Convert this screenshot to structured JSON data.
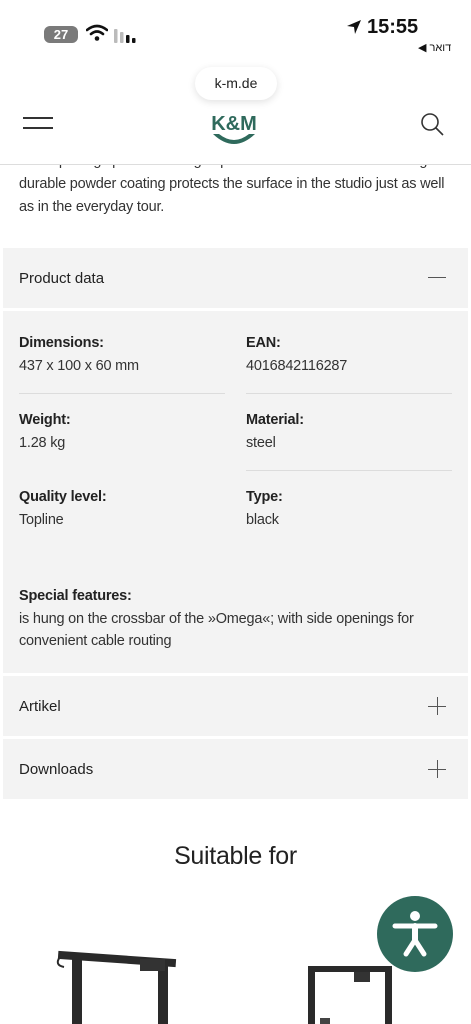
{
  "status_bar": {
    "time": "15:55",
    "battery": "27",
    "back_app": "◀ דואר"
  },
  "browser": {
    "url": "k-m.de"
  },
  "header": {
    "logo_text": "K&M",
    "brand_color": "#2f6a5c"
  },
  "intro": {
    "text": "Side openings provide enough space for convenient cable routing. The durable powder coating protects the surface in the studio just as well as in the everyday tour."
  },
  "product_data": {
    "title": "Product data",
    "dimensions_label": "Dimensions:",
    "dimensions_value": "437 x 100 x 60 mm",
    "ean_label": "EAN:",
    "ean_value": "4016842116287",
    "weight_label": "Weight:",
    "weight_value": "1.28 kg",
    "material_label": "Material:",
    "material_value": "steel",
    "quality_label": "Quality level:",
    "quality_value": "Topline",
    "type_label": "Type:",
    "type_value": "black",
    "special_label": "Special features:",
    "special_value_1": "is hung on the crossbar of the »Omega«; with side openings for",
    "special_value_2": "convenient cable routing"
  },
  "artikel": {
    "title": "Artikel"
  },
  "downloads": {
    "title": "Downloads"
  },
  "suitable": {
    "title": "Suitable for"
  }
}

- Goal:
In your copy, repeat each record exactly and include no pictures.

- Solution:
Convert this screenshot to structured JSON data.
{
  "status_bar": {
    "time": "15:55",
    "battery": "27",
    "back_app": "◀ דואר"
  },
  "browser": {
    "url": "k-m.de"
  },
  "header": {
    "logo_text": "K&M",
    "brand_color": "#2f6a5c"
  },
  "intro": {
    "text": "Side openings provide enough space for convenient cable routing. The durable powder coating protects the surface in the studio just as well as in the everyday tour."
  },
  "product_data": {
    "title": "Product data",
    "dimensions_label": "Dimensions:",
    "dimensions_value": "437 x 100 x 60 mm",
    "ean_label": "EAN:",
    "ean_value": "4016842116287",
    "weight_label": "Weight:",
    "weight_value": "1.28 kg",
    "material_label": "Material:",
    "material_value": "steel",
    "quality_label": "Quality level:",
    "quality_value": "Topline",
    "type_label": "Type:",
    "type_value": "black",
    "special_label": "Special features:",
    "special_value_1": "is hung on the crossbar of the »Omega«; with side openings for",
    "special_value_2": "convenient cable routing"
  },
  "artikel": {
    "title": "Artikel"
  },
  "downloads": {
    "title": "Downloads"
  },
  "suitable": {
    "title": "Suitable for"
  }
}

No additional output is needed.